─── The input

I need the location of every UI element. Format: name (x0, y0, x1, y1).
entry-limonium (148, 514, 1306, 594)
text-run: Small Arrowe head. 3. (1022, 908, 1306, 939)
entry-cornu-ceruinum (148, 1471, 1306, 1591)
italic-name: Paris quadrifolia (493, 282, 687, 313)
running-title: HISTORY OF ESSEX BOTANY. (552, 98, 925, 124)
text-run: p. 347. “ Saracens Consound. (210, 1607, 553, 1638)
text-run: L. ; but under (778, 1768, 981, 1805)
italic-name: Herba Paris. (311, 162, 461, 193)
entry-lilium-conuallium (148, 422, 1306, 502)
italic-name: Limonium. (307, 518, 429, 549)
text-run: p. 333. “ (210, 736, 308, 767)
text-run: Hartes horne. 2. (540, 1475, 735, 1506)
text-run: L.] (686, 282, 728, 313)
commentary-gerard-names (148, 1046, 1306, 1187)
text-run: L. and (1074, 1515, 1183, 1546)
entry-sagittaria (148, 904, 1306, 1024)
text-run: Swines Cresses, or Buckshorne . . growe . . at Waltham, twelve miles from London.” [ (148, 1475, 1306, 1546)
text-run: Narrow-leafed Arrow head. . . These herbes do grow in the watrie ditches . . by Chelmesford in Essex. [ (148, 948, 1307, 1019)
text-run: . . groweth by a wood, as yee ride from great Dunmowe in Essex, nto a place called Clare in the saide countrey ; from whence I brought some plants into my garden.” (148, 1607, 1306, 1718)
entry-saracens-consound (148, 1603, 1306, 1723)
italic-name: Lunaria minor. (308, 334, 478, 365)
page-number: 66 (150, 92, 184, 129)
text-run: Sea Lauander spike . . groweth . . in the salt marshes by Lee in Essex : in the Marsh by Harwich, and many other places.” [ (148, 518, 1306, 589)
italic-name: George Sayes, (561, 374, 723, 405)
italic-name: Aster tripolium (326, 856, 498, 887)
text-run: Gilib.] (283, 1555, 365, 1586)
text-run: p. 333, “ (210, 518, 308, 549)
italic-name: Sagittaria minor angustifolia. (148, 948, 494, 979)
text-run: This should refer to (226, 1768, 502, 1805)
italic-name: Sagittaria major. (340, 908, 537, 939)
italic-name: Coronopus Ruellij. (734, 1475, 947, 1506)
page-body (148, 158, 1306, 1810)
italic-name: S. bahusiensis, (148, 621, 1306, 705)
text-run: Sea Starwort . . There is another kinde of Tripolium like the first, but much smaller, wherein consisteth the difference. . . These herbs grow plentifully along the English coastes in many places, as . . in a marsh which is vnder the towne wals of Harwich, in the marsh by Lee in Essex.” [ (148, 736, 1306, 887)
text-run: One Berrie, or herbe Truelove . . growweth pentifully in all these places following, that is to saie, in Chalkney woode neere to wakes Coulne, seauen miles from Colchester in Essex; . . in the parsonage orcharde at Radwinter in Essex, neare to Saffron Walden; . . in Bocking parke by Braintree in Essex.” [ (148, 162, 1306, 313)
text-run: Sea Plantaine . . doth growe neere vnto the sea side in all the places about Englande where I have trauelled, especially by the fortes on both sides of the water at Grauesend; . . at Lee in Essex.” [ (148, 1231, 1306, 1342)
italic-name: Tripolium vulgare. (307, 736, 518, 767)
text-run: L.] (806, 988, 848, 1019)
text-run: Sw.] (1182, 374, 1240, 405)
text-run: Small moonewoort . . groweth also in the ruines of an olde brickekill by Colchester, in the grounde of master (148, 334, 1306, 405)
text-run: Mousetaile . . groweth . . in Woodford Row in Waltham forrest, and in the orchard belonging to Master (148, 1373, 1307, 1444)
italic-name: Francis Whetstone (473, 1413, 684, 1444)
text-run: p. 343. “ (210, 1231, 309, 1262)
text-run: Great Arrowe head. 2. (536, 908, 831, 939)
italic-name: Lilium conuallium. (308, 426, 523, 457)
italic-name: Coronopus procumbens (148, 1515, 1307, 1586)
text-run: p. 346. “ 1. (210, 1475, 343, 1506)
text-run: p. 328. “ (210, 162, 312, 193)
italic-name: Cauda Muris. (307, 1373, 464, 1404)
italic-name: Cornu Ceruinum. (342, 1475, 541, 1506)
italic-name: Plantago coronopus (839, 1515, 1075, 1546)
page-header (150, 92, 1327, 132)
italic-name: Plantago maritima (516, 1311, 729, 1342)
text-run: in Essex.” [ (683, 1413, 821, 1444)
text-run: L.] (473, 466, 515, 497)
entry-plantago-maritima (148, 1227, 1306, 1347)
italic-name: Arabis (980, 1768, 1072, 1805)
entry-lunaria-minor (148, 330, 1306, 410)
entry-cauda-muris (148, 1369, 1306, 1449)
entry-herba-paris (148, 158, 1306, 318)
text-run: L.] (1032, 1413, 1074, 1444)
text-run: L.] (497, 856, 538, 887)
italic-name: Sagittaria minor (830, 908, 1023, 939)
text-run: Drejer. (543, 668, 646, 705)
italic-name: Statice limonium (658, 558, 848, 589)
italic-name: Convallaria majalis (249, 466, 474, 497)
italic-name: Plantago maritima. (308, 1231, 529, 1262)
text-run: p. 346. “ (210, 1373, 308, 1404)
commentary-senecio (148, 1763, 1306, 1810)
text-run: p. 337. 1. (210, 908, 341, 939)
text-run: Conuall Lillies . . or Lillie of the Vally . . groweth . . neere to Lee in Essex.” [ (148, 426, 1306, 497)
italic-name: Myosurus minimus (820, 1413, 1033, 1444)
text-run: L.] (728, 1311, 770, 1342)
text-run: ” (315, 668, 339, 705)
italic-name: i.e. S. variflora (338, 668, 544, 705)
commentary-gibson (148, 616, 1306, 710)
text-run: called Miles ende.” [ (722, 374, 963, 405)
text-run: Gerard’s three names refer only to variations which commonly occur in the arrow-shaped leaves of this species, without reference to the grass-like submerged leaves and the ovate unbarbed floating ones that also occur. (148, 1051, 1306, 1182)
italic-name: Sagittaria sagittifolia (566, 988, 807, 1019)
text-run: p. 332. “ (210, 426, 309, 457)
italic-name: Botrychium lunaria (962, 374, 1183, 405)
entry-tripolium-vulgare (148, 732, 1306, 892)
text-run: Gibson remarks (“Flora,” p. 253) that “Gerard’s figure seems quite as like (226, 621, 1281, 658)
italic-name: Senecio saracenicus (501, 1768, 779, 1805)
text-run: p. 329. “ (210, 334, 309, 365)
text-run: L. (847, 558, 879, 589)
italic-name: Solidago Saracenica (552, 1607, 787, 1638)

──────

**Problem to solve**
Copy out all of the entries above verbatim, keeping every name and its four coordinates unchanged.

**Result for this exercise**
I need the location of every UI element. Format: name (x0, y0, x1, y1).
entry-limonium (148, 514, 1306, 594)
text-run: Small Arrowe head. 3. (1022, 908, 1306, 939)
entry-cornu-ceruinum (148, 1471, 1306, 1591)
italic-name: Paris quadrifolia (493, 282, 687, 313)
running-title: HISTORY OF ESSEX BOTANY. (552, 98, 925, 124)
text-run: p. 347. “ Saracens Consound. (210, 1607, 553, 1638)
text-run: L. ; but under (778, 1768, 981, 1805)
italic-name: Herba Paris. (311, 162, 461, 193)
entry-lilium-conuallium (148, 422, 1306, 502)
italic-name: Limonium. (307, 518, 429, 549)
text-run: p. 333. “ (210, 736, 308, 767)
text-run: Hartes horne. 2. (540, 1475, 735, 1506)
text-run: L.] (686, 282, 728, 313)
commentary-gerard-names (148, 1046, 1306, 1187)
text-run: L. and (1074, 1515, 1183, 1546)
entry-sagittaria (148, 904, 1306, 1024)
text-run: Swines Cresses, or Buckshorne . . growe . . at Waltham, twelve miles from London.” [ (148, 1475, 1306, 1546)
text-run: Narrow-leafed Arrow head. . . These herbes do grow in the watrie ditches . . by Chelmesford in Essex. [ (148, 948, 1307, 1019)
text-run: . . groweth by a wood, as yee ride from great Dunmowe in Essex, nto a place called Clare in the saide countrey ; from whence I brought some plants into my garden.” (148, 1607, 1306, 1718)
entry-saracens-consound (148, 1603, 1306, 1723)
italic-name: Lunaria minor. (308, 334, 478, 365)
page-number: 66 (150, 92, 184, 129)
text-run: Sea Lauander spike . . groweth . . in the salt marshes by Lee in Essex : in the Marsh by Harwich, and many other places.” [ (148, 518, 1306, 589)
italic-name: George Sayes, (561, 374, 723, 405)
italic-name: Aster tripolium (326, 856, 498, 887)
text-run: Gilib.] (283, 1555, 365, 1586)
text-run: p. 333, “ (210, 518, 308, 549)
italic-name: Sagittaria minor angustifolia. (148, 948, 494, 979)
text-run: This should refer to (226, 1768, 502, 1805)
italic-name: Sagittaria major. (340, 908, 537, 939)
italic-name: Coronopus Ruellij. (734, 1475, 947, 1506)
page-body (148, 158, 1306, 1810)
italic-name: S. bahusiensis, (148, 621, 1306, 705)
text-run: Sea Starwort . . There is another kinde of Tripolium like the first, but much smaller, wherein consisteth the difference. . . These herbs grow plentifully along the English coastes in many places, as . . in a marsh which is vnder the towne wals of Harwich, in the marsh by Lee in Essex.” [ (148, 736, 1306, 887)
text-run: One Berrie, or herbe Truelove . . growweth pentifully in all these places following, that is to saie, in Chalkney woode neere to wakes Coulne, seauen miles from Colchester in Essex; . . in the parsonage orcharde at Radwinter in Essex, neare to Saffron Walden; . . in Bocking parke by Braintree in Essex.” [ (148, 162, 1306, 313)
text-run: Sea Plantaine . . doth growe neere vnto the sea side in all the places about Englande where I have trauelled, especially by the fortes on both sides of the water at Grauesend; . . at Lee in Essex.” [ (148, 1231, 1306, 1342)
italic-name: Tripolium vulgare. (307, 736, 518, 767)
text-run: L.] (806, 988, 848, 1019)
text-run: Sw.] (1182, 374, 1240, 405)
text-run: Small moonewoort . . groweth also in the ruines of an olde brickekill by Colchester, in the grounde of master (148, 334, 1306, 405)
text-run: Mousetaile . . groweth . . in Woodford Row in Waltham forrest, and in the orchard belonging to Master (148, 1373, 1307, 1444)
italic-name: Francis Whetstone (473, 1413, 684, 1444)
text-run: p. 343. “ (210, 1231, 309, 1262)
text-run: Great Arrowe head. 2. (536, 908, 831, 939)
italic-name: Lilium conuallium. (308, 426, 523, 457)
italic-name: Coronopus procumbens (148, 1515, 1307, 1586)
text-run: p. 346. “ 1. (210, 1475, 343, 1506)
text-run: p. 328. “ (210, 162, 312, 193)
italic-name: Cauda Muris. (307, 1373, 464, 1404)
italic-name: Cornu Ceruinum. (342, 1475, 541, 1506)
italic-name: Plantago coronopus (839, 1515, 1075, 1546)
page-header (150, 92, 1327, 132)
italic-name: Plantago maritima (516, 1311, 729, 1342)
text-run: in Essex.” [ (683, 1413, 821, 1444)
text-run: L.] (473, 466, 515, 497)
entry-plantago-maritima (148, 1227, 1306, 1347)
italic-name: Arabis (980, 1768, 1072, 1805)
entry-lunaria-minor (148, 330, 1306, 410)
entry-cauda-muris (148, 1369, 1306, 1449)
entry-herba-paris (148, 158, 1306, 318)
text-run: L.] (1032, 1413, 1074, 1444)
text-run: L.] (497, 856, 538, 887)
italic-name: Sagittaria minor (830, 908, 1023, 939)
text-run: Drejer. (543, 668, 646, 705)
italic-name: Statice limonium (658, 558, 848, 589)
italic-name: Convallaria majalis (249, 466, 474, 497)
italic-name: Plantago maritima. (308, 1231, 529, 1262)
text-run: p. 346. “ (210, 1373, 308, 1404)
commentary-senecio (148, 1763, 1306, 1810)
text-run: p. 337. 1. (210, 908, 341, 939)
text-run: Conuall Lillies . . or Lillie of the Vally . . groweth . . neere to Lee in Essex.” [ (148, 426, 1306, 497)
italic-name: Myosurus minimus (820, 1413, 1033, 1444)
text-run: L.] (728, 1311, 770, 1342)
text-run: ” (315, 668, 339, 705)
italic-name: i.e. S. variflora (338, 668, 544, 705)
commentary-gibson (148, 616, 1306, 710)
text-run: called Miles ende.” [ (722, 374, 963, 405)
text-run: Gerard’s three names refer only to variations which commonly occur in the arrow-shaped leaves of this species, without reference to the grass-like submerged leaves and the ovate unbarbed floating ones that also occur. (148, 1051, 1306, 1182)
italic-name: Sagittaria sagittifolia (566, 988, 807, 1019)
text-run: p. 332. “ (210, 426, 309, 457)
italic-name: Botrychium lunaria (962, 374, 1183, 405)
entry-tripolium-vulgare (148, 732, 1306, 892)
text-run: Gibson remarks (“Flora,” p. 253) that “Gerard’s figure seems quite as like (226, 621, 1281, 658)
italic-name: Senecio saracenicus (501, 1768, 779, 1805)
text-run: p. 329. “ (210, 334, 309, 365)
text-run: L. (847, 558, 879, 589)
italic-name: Solidago Saracenica (552, 1607, 787, 1638)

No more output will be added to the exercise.